Exercise material
━━━━━━━━━━━━━━━━━━━━━━━━━━━━━━

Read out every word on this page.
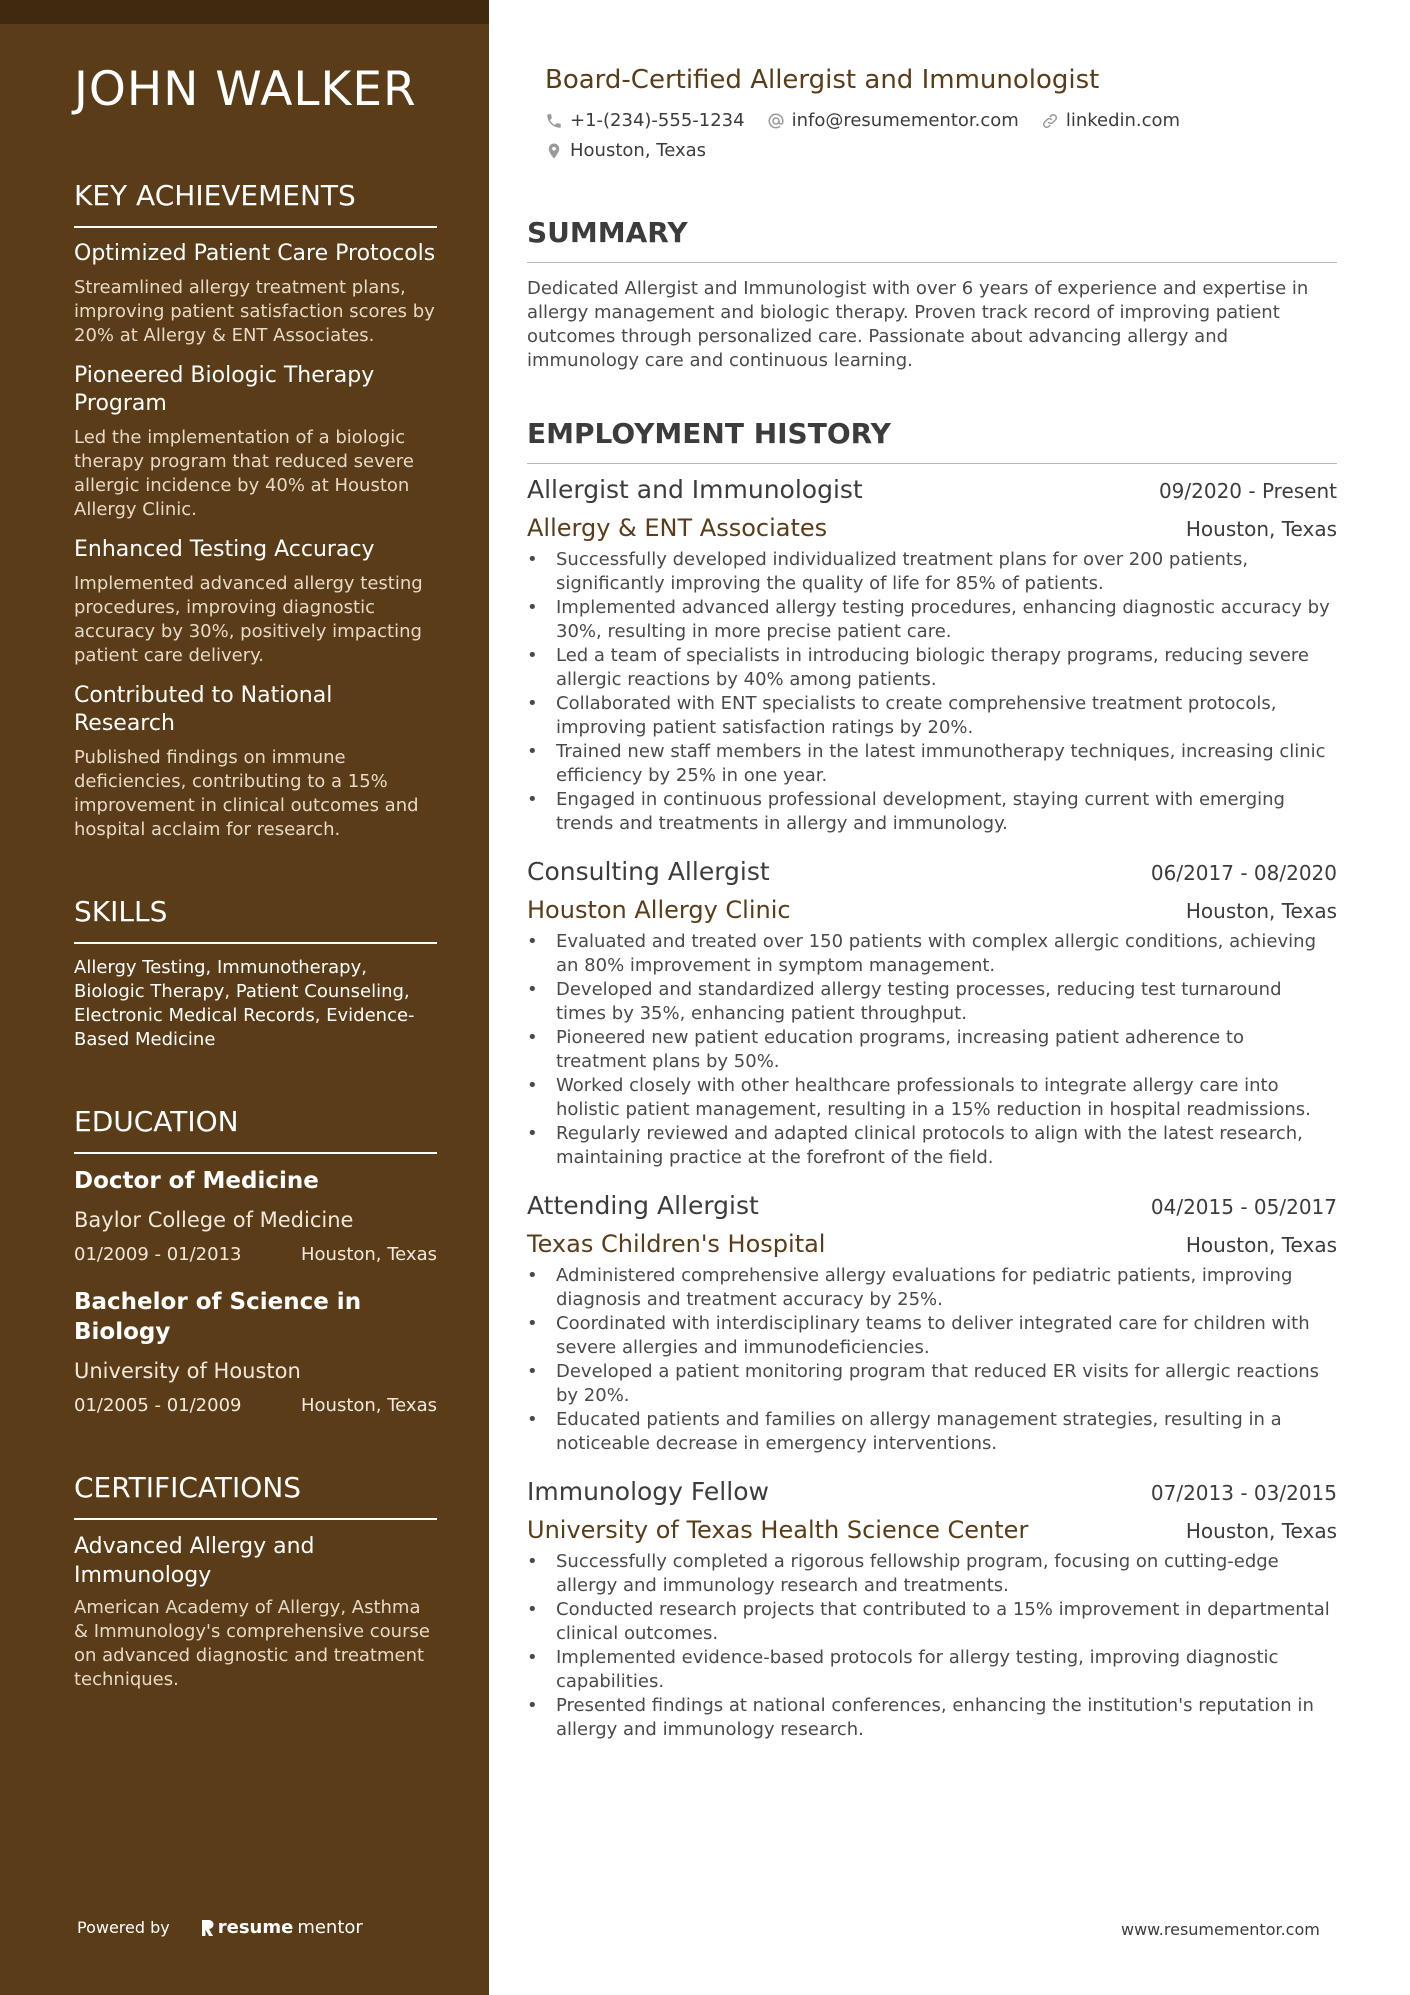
JOHN WALKER
KEY ACHIEVEMENTS
Optimized Patient Care Protocols
Streamlined allergy treatment plans, improving patient satisfaction scores by 20% at Allergy & ENT Associates.
Pioneered Biologic Therapy Program
Led the implementation of a biologic therapy program that reduced severe allergic incidence by 40% at Houston Allergy Clinic.
Enhanced Testing Accuracy
Implemented advanced allergy testing procedures, improving diagnostic accuracy by 30%, positively impacting patient care delivery.
Contributed to National Research
Published findings on immune deficiencies, contributing to a 15% improvement in clinical outcomes and hospital acclaim for research.
SKILLS
Allergy Testing, Immunotherapy, Biologic Therapy, Patient Counseling, Electronic Medical Records, Evidence-Based Medicine
EDUCATION
Doctor of Medicine
Baylor College of Medicine
01/2009 - 01/2013	Houston, Texas
Bachelor of Science in Biology
University of Houston
01/2005 - 01/2009	Houston, Texas
CERTIFICATIONS
Advanced Allergy and Immunology
American Academy of Allergy, Asthma & Immunology's comprehensive course on advanced diagnostic and treatment techniques.
Powered by	resume mentor
Board-Certified Allergist and Immunologist
+1-(234)-555-1234	info@resumementor.com	linkedin.com
Houston, Texas
SUMMARY

Dedicated Allergist and Immunologist with over 6 years of experience and expertise in allergy management and biologic therapy. Proven track record of improving patient outcomes through personalized care. Passionate about advancing allergy and immunology care and continuous learning.

EMPLOYMENT HISTORY
Allergist and Immunologist	09/2020 - Present
Allergy & ENT Associates	Houston, Texas
• Successfully developed individualized treatment plans for over 200 patients, significantly improving the quality of life for 85% of patients.
• Implemented advanced allergy testing procedures, enhancing diagnostic accuracy by 30%, resulting in more precise patient care.
• Led a team of specialists in introducing biologic therapy programs, reducing severe allergic reactions by 40% among patients.
• Collaborated with ENT specialists to create comprehensive treatment protocols, improving patient satisfaction ratings by 20%.
• Trained new staff members in the latest immunotherapy techniques, increasing clinic efficiency by 25% in one year.
• Engaged in continuous professional development, staying current with emerging trends and treatments in allergy and immunology.
Consulting Allergist	06/2017 - 08/2020
Houston Allergy Clinic	Houston, Texas
• Evaluated and treated over 150 patients with complex allergic conditions, achieving an 80% improvement in symptom management.
• Developed and standardized allergy testing processes, reducing test turnaround times by 35%, enhancing patient throughput.
• Pioneered new patient education programs, increasing patient adherence to treatment plans by 50%.
• Worked closely with other healthcare professionals to integrate allergy care into holistic patient management, resulting in a 15% reduction in hospital readmissions.
• Regularly reviewed and adapted clinical protocols to align with the latest research, maintaining practice at the forefront of the field.
Attending Allergist	04/2015 - 05/2017
Texas Children's Hospital	Houston, Texas
• Administered comprehensive allergy evaluations for pediatric patients, improving diagnosis and treatment accuracy by 25%.
• Coordinated with interdisciplinary teams to deliver integrated care for children with severe allergies and immunodeficiencies.
• Developed a patient monitoring program that reduced ER visits for allergic reactions by 20%.
• Educated patients and families on allergy management strategies, resulting in a noticeable decrease in emergency interventions.
Immunology Fellow	07/2013 - 03/2015
University of Texas Health Science Center	Houston, Texas
• Successfully completed a rigorous fellowship program, focusing on cutting-edge allergy and immunology research and treatments.
• Conducted research projects that contributed to a 15% improvement in departmental clinical outcomes.
• Implemented evidence-based protocols for allergy testing, improving diagnostic capabilities.
• Presented findings at national conferences, enhancing the institution's reputation in allergy and immunology research.
www.resumementor.com
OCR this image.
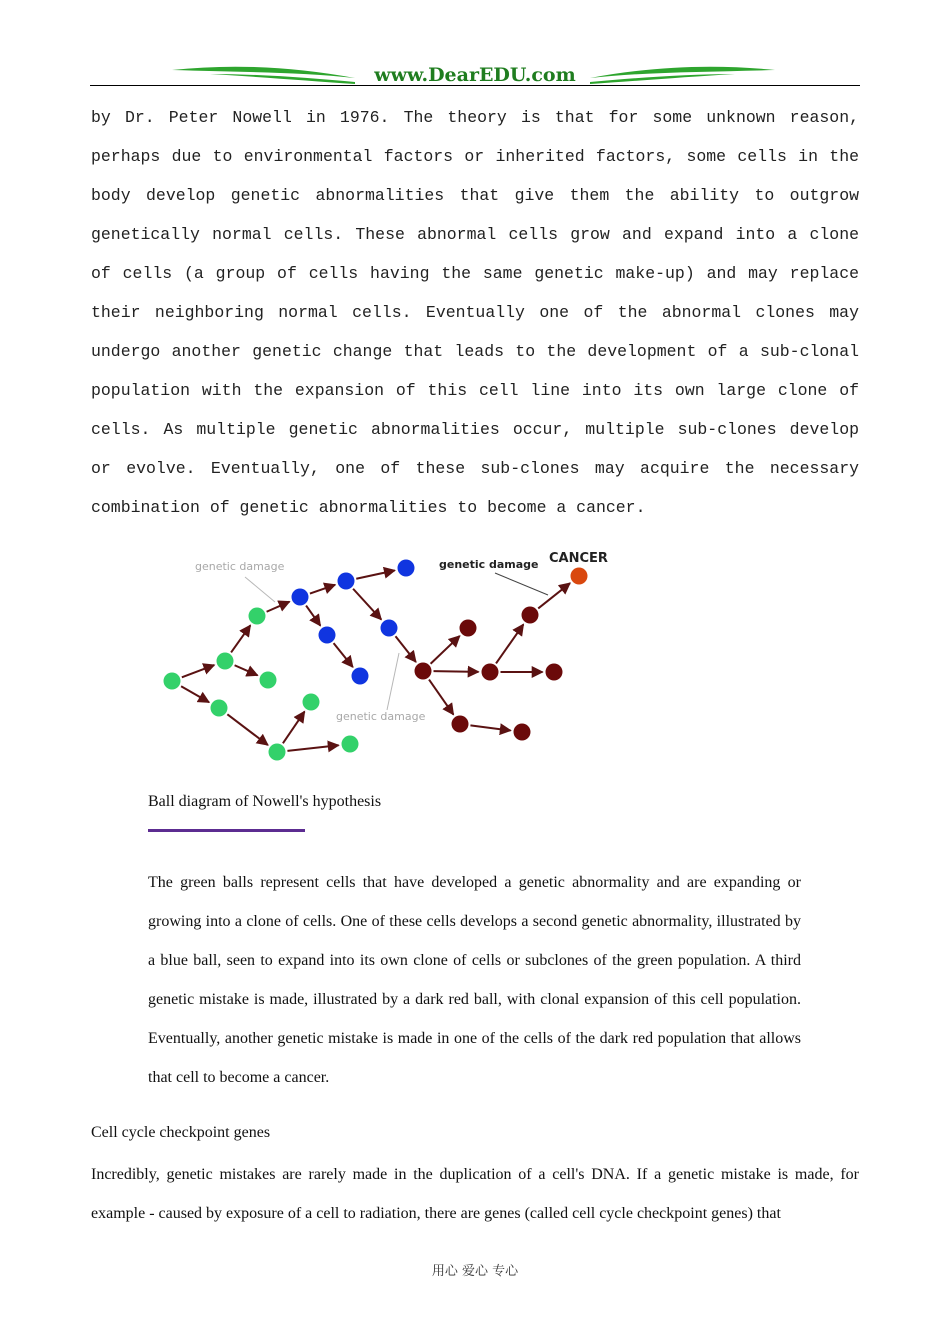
www.DearEDU.com

by Dr. Peter Nowell in 1976. The theory is that for some unknown reason, perhaps due to environmental factors or inherited factors, some cells in the body develop genetic abnormalities that give them the ability to outgrow genetically normal cells. These abnormal cells grow and expand into a clone of cells (a group of cells having the same genetic make-up) and may replace their neighboring normal cells. Eventually one of the abnormal clones may undergo another genetic change that leads to the development of a sub-clonal population with the expansion of this cell line into its own large clone of cells. As multiple genetic abnormalities occur, multiple sub-clones develop or evolve. Eventually, one of these sub-clones may acquire the necessary combination of genetic abnormalities to become a cancer.

genetic damage
genetic damage
genetic damage CANCER

Ball diagram of Nowell's hypothesis

The green balls represent cells that have developed a genetic abnormality and are expanding or growing into a clone of cells. One of these cells develops a second genetic abnormality, illustrated by a blue ball, seen to expand into its own clone of cells or subclones of the green population. A third genetic mistake is made, illustrated by a dark red ball, with clonal expansion of this cell population. Eventually, another genetic mistake is made in one of the cells of the dark red population that allows that cell to become a cancer.

Cell cycle checkpoint genes

Incredibly, genetic mistakes are rarely made in the duplication of a cell's DNA. If a genetic mistake is made, for example - caused by exposure of a cell to radiation, there are genes (called cell cycle checkpoint genes) that

用心 爱心 专心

━━━━━━━━━━━━━━━━━━━━━━━━━━━━━━

What is required
Take each line from the records and copy it unchanged, leaving images out.

Output for this task
Read out every word on this page.
JOHN WALKER
KEY ACHIEVEMENTS
Optimized Patient Care Protocols
Streamlined allergy treatment plans, improving patient satisfaction scores by 20% at Allergy & ENT Associates.
Pioneered Biologic Therapy Program
Led the implementation of a biologic therapy program that reduced severe allergic incidence by 40% at Houston Allergy Clinic.
Enhanced Testing Accuracy
Implemented advanced allergy testing procedures, improving diagnostic accuracy by 30%, positively impacting patient care delivery.
Contributed to National Research
Published findings on immune deficiencies, contributing to a 15% improvement in clinical outcomes and hospital acclaim for research.
SKILLS
Allergy Testing, Immunotherapy, Biologic Therapy, Patient Counseling, Electronic Medical Records, Evidence-Based Medicine
EDUCATION
Doctor of Medicine
Baylor College of Medicine
01/2009 - 01/2013	Houston, Texas
Bachelor of Science in Biology
University of Houston
01/2005 - 01/2009	Houston, Texas
CERTIFICATIONS
Advanced Allergy and Immunology
American Academy of Allergy, Asthma & Immunology's comprehensive course on advanced diagnostic and treatment techniques.
Powered by	resume mentor
Board-Certified Allergist and Immunologist
+1-(234)-555-1234	info@resumementor.com	linkedin.com
Houston, Texas
SUMMARY

Dedicated Allergist and Immunologist with over 6 years of experience and expertise in allergy management and biologic therapy. Proven track record of improving patient outcomes through personalized care. Passionate about advancing allergy and immunology care and continuous learning.

EMPLOYMENT HISTORY
Allergist and Immunologist	09/2020 - Present
Allergy & ENT Associates	Houston, Texas
• Successfully developed individualized treatment plans for over 200 patients, significantly improving the quality of life for 85% of patients.
• Implemented advanced allergy testing procedures, enhancing diagnostic accuracy by 30%, resulting in more precise patient care.
• Led a team of specialists in introducing biologic therapy programs, reducing severe allergic reactions by 40% among patients.
• Collaborated with ENT specialists to create comprehensive treatment protocols, improving patient satisfaction ratings by 20%.
• Trained new staff members in the latest immunotherapy techniques, increasing clinic efficiency by 25% in one year.
• Engaged in continuous professional development, staying current with emerging trends and treatments in allergy and immunology.
Consulting Allergist	06/2017 - 08/2020
Houston Allergy Clinic	Houston, Texas
• Evaluated and treated over 150 patients with complex allergic conditions, achieving an 80% improvement in symptom management.
• Developed and standardized allergy testing processes, reducing test turnaround times by 35%, enhancing patient throughput.
• Pioneered new patient education programs, increasing patient adherence to treatment plans by 50%.
• Worked closely with other healthcare professionals to integrate allergy care into holistic patient management, resulting in a 15% reduction in hospital readmissions.
• Regularly reviewed and adapted clinical protocols to align with the latest research, maintaining practice at the forefront of the field.
Attending Allergist	04/2015 - 05/2017
Texas Children's Hospital	Houston, Texas
• Administered comprehensive allergy evaluations for pediatric patients, improving diagnosis and treatment accuracy by 25%.
• Coordinated with interdisciplinary teams to deliver integrated care for children with severe allergies and immunodeficiencies.
• Developed a patient monitoring program that reduced ER visits for allergic reactions by 20%.
• Educated patients and families on allergy management strategies, resulting in a noticeable decrease in emergency interventions.
Immunology Fellow	07/2013 - 03/2015
University of Texas Health Science Center	Houston, Texas
• Successfully completed a rigorous fellowship program, focusing on cutting-edge allergy and immunology research and treatments.
• Conducted research projects that contributed to a 15% improvement in departmental clinical outcomes.
• Implemented evidence-based protocols for allergy testing, improving diagnostic capabilities.
• Presented findings at national conferences, enhancing the institution's reputation in allergy and immunology research.
www.resumementor.com
OCR this image.
www.DearEDU.com

by Dr. Peter Nowell in 1976. The theory is that for some unknown reason, perhaps due to environmental factors or inherited factors, some cells in the body develop genetic abnormalities that give them the ability to outgrow genetically normal cells. These abnormal cells grow and expand into a clone of cells (a group of cells having the same genetic make-up) and may replace their neighboring normal cells. Eventually one of the abnormal clones may undergo another genetic change that leads to the development of a sub-clonal population with the expansion of this cell line into its own large clone of cells. As multiple genetic abnormalities occur, multiple sub-clones develop or evolve. Eventually, one of these sub-clones may acquire the necessary combination of genetic abnormalities to become a cancer.

genetic damage
genetic damage
genetic damage CANCER

Ball diagram of Nowell's hypothesis

The green balls represent cells that have developed a genetic abnormality and are expanding or growing into a clone of cells. One of these cells develops a second genetic abnormality, illustrated by a blue ball, seen to expand into its own clone of cells or subclones of the green population. A third genetic mistake is made, illustrated by a dark red ball, with clonal expansion of this cell population. Eventually, another genetic mistake is made in one of the cells of the dark red population that allows that cell to become a cancer.

Cell cycle checkpoint genes

Incredibly, genetic mistakes are rarely made in the duplication of a cell's DNA. If a genetic mistake is made, for example - caused by exposure of a cell to radiation, there are genes (called cell cycle checkpoint genes) that

用心 爱心 专心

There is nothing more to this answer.